The tax-break has become a significant part of the City of London’s financial sector, with one-in-five bankers using the status. The non-dom regime has often been presented as a sweetener for Wall Street bankers transferring to the UK, and is also used by Premier League footballers.

Tax advisers and lobbyists told the Guardian than even five years would have been a short period relative to similar regimes in Spain, Italy, and Switzerland, which respectively allow non-doms six years, 15 and indefinite grace periods before someone’s worldwide earnings become subject to domestic taxes.

The new tax break will be free to claim, rather than the present regime, which in its latter years costs £30,000 a year.

Two finance chiefs at world-renowned British public schools also told the Guardian that they were more concerned about the impact of scrapping non-dom status than they were by Labour’s plans to charge VAT on private school fees.

Having a child in education in the UK can be a test for determining whether or not someone might be considered resident for tax purposes.

A head of HR at a Wall Street bank said that US staff were being put off transfers to London, for fear of falling under the UK’s inheritance tax regime.

A Treasury spokesperson said: “These claims are inaccurate and misleading. This government is taking a different approach on non-doms to raise revenue for our public services, which is clear in the manifesto. Tax and spend decisions will be published in the budget on 30 October.”

Extracted entries:
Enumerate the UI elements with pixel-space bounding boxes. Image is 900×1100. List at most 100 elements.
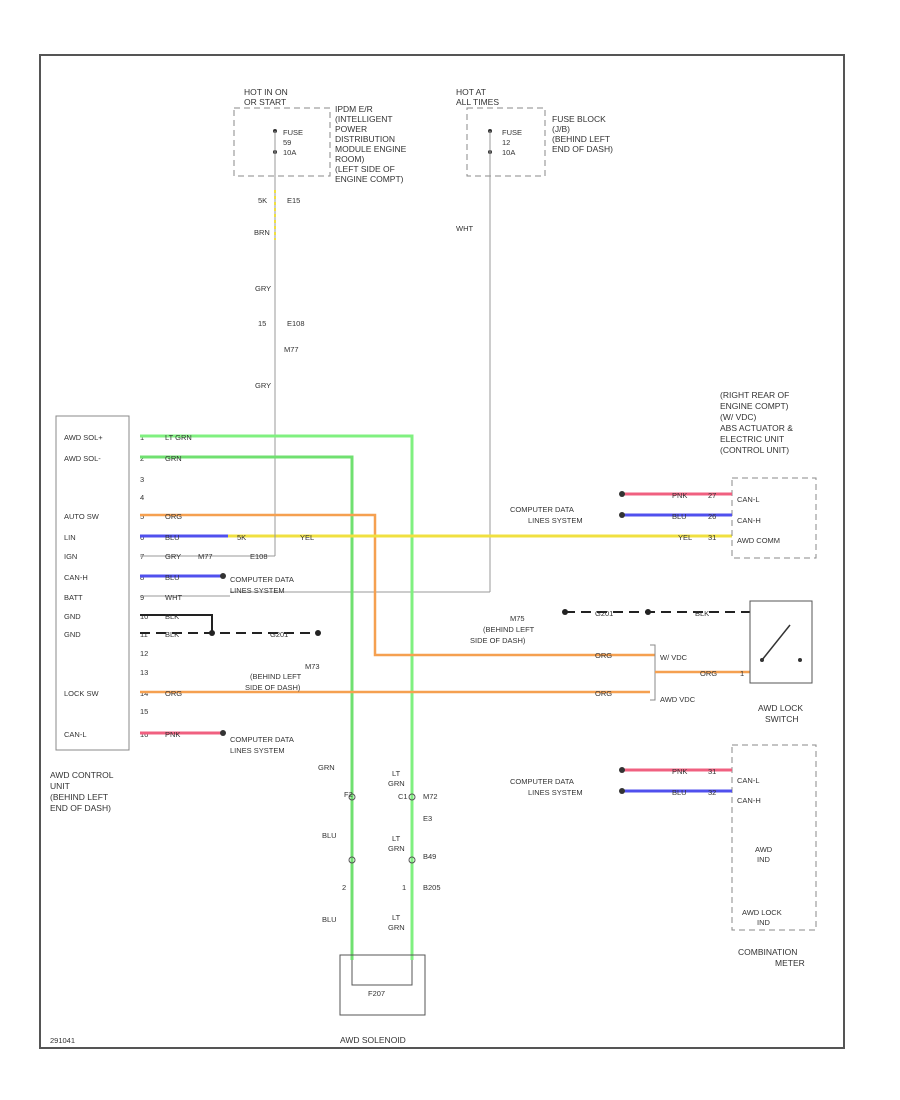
svg-text:ENGINE COMPT): ENGINE COMPT) bbox=[720, 401, 789, 411]
awd-pin-number: 4 bbox=[140, 493, 144, 502]
ign-conn-e15: E15 bbox=[287, 196, 300, 205]
svg-text:END OF DASH): END OF DASH) bbox=[50, 803, 111, 813]
svg-text:(W/ VDC): (W/ VDC) bbox=[720, 412, 757, 422]
svg-text:(BEHIND LEFT: (BEHIND LEFT bbox=[250, 672, 302, 681]
svg-text:PNK: PNK bbox=[672, 767, 687, 776]
vdc-bracket bbox=[650, 644, 656, 701]
svg-text:ORG: ORG bbox=[595, 651, 612, 660]
svg-text:1: 1 bbox=[740, 669, 744, 678]
svg-text:SIDE OF DASH): SIDE OF DASH) bbox=[470, 636, 526, 645]
svg-text:HOT AT: HOT AT bbox=[456, 87, 486, 97]
svg-text:(J/B): (J/B) bbox=[552, 124, 570, 134]
awd-pin-number: 10 bbox=[140, 612, 148, 621]
svg-text:BLU: BLU bbox=[322, 915, 337, 924]
svg-text:(RIGHT REAR OF: (RIGHT REAR OF bbox=[720, 390, 789, 400]
svg-text:MODULE ENGINE: MODULE ENGINE bbox=[335, 144, 407, 154]
awd-pin-number: 3 bbox=[140, 475, 144, 484]
hot-at-all-group: HOT AT ALL TIMES FUSE 12 10A bbox=[456, 87, 546, 177]
svg-text:E3: E3 bbox=[423, 814, 432, 823]
awd-pin-number: 5 bbox=[140, 512, 144, 521]
svg-text:ALL TIMES: ALL TIMES bbox=[456, 97, 499, 107]
awd-pin-number: 13 bbox=[140, 668, 148, 677]
svg-text:26: 26 bbox=[708, 512, 716, 521]
svg-text:LINES SYSTEM: LINES SYSTEM bbox=[230, 746, 285, 755]
svg-text:M77: M77 bbox=[198, 552, 213, 561]
awd-pin-label: BATT bbox=[64, 593, 83, 602]
svg-text:ABS ACTUATOR &: ABS ACTUATOR & bbox=[720, 423, 793, 433]
awd-pin-label: GND bbox=[64, 630, 81, 639]
svg-text:2: 2 bbox=[342, 883, 346, 892]
svg-text:ORG: ORG bbox=[165, 689, 182, 698]
svg-text:(LEFT SIDE OF: (LEFT SIDE OF bbox=[335, 164, 395, 174]
batt-color-wht: WHT bbox=[456, 224, 473, 233]
awd-unit-name: AWD CONTROL UNIT (BEHIND LEFT END OF DAS… bbox=[50, 770, 114, 813]
svg-text:ELECTRIC UNIT: ELECTRIC UNIT bbox=[720, 434, 784, 444]
wire-sol-plus bbox=[140, 434, 414, 960]
svg-text:12: 12 bbox=[502, 138, 510, 147]
awd-pin-number: 11 bbox=[140, 630, 148, 639]
svg-text:B49: B49 bbox=[423, 852, 436, 861]
svg-text:END OF DASH): END OF DASH) bbox=[552, 144, 613, 154]
svg-text:M75: M75 bbox=[510, 614, 525, 623]
svg-text:COMPUTER DATA: COMPUTER DATA bbox=[510, 505, 574, 514]
awd-pin-label: CAN-L bbox=[64, 730, 87, 739]
svg-text:BLU: BLU bbox=[672, 512, 687, 521]
svg-text:GRY: GRY bbox=[165, 552, 181, 561]
m75-label: M75 (BEHIND LEFT SIDE OF DASH) ORG bbox=[470, 614, 612, 660]
awd-control-unit-box bbox=[55, 415, 130, 751]
svg-text:M72: M72 bbox=[423, 792, 438, 801]
meter-name: COMBINATION bbox=[738, 947, 797, 957]
svg-text:DISTRIBUTION: DISTRIBUTION bbox=[335, 134, 395, 144]
awd-pin-label: GND bbox=[64, 612, 81, 621]
svg-text:G201: G201 bbox=[595, 609, 613, 618]
awd-pin-number: 9 bbox=[140, 593, 144, 602]
svg-text:E108: E108 bbox=[250, 552, 268, 561]
wire-auto-sw bbox=[140, 513, 655, 657]
svg-text:BLK: BLK bbox=[165, 630, 179, 639]
svg-text:31: 31 bbox=[708, 767, 716, 776]
svg-text:BLU: BLU bbox=[672, 788, 687, 797]
solenoid-inner-label: F207 bbox=[368, 989, 385, 998]
svg-text:IND: IND bbox=[757, 855, 771, 864]
diagram-id: 291041 bbox=[50, 1036, 75, 1045]
lock-switch-name: AWD LOCK bbox=[758, 703, 803, 713]
svg-text:BLK: BLK bbox=[165, 612, 179, 621]
svg-text:(CONTROL UNIT): (CONTROL UNIT) bbox=[720, 445, 789, 455]
svg-text:WHT: WHT bbox=[165, 593, 182, 602]
svg-text:BLU: BLU bbox=[165, 573, 180, 582]
hot-in-on-title-2: OR START bbox=[244, 97, 286, 107]
fuse-59-label: FUSE bbox=[283, 128, 303, 137]
svg-text:FUSE BLOCK: FUSE BLOCK bbox=[552, 114, 606, 124]
svg-text:GRN: GRN bbox=[388, 779, 405, 788]
awd-pin-label: IGN bbox=[64, 552, 77, 561]
svg-text:COMPUTER DATA: COMPUTER DATA bbox=[230, 735, 294, 744]
solenoid-name: AWD SOLENOID bbox=[340, 1035, 406, 1045]
svg-text:IPDM E/R: IPDM E/R bbox=[335, 104, 373, 114]
svg-text:ORG: ORG bbox=[595, 689, 612, 698]
svg-text:ENGINE COMPT): ENGINE COMPT) bbox=[335, 174, 404, 184]
svg-text:ORG: ORG bbox=[165, 512, 182, 521]
svg-text:CAN-L: CAN-L bbox=[737, 776, 760, 785]
awd-pin-label: AWD SOL- bbox=[64, 454, 101, 463]
svg-text:32: 32 bbox=[708, 788, 716, 797]
svg-text:AWD COMM: AWD COMM bbox=[737, 536, 780, 545]
svg-text:10A: 10A bbox=[502, 148, 515, 157]
abs-unit-box bbox=[731, 477, 817, 559]
awd-pin-number: 14 bbox=[140, 689, 148, 698]
svg-text:M73: M73 bbox=[305, 662, 320, 671]
svg-text:FUSE: FUSE bbox=[502, 128, 522, 137]
ipdm-desc: IPDM E/R (INTELLIGENT POWER DISTRIBUTION… bbox=[335, 104, 407, 184]
svg-text:BLU: BLU bbox=[165, 533, 180, 542]
diagram-frame bbox=[39, 54, 845, 1049]
solenoid-left-labels: GRN F2 BLU 2 BLU bbox=[318, 763, 353, 924]
svg-text:LINES SYSTEM: LINES SYSTEM bbox=[528, 516, 583, 525]
svg-text:IND: IND bbox=[757, 918, 771, 927]
fuse-block-desc: FUSE BLOCK (J/B) (BEHIND LEFT END OF DAS… bbox=[552, 114, 613, 154]
svg-text:GRN: GRN bbox=[165, 454, 182, 463]
awd-pin-number: 15 bbox=[140, 707, 148, 716]
awd-pin-label: CAN-H bbox=[64, 573, 88, 582]
awd-pin-label: AUTO SW bbox=[64, 512, 100, 521]
svg-text:(BEHIND LEFT: (BEHIND LEFT bbox=[483, 625, 535, 634]
ign-color-brn: BRN bbox=[254, 228, 270, 237]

Objectives:
a) Translate this sentence from the passage on non-dom tax status into Spanish: "Having a child in education in the UK can be a test for determining whether or not someone might be considered resident for tax purposes."
b) Repeat word for word the stretch of the passage on non-dom tax status from "The new tax" through "inheritance tax regime.".

Exercise answers:
a) Tener un hijo escolarizado en el Reino Unido puede servir como prueba para determinar si una persona podría o no ser considerada residente a efectos fiscales.

b)
The new tax break will be free to claim, rather than the present regime, which in its latter years costs £30,000 a year.

Two finance chiefs at world-renowned British public schools also told the Guardian that they were more concerned about the impact of scrapping non-dom status than they were by Labour’s plans to charge VAT on private school fees.

Having a child in education in the UK can be a test for determining whether or not someone might be considered resident for tax purposes.

A head of HR at a Wall Street bank said that US staff were being put off transfers to London, for fear of falling under the UK’s inheritance tax regime.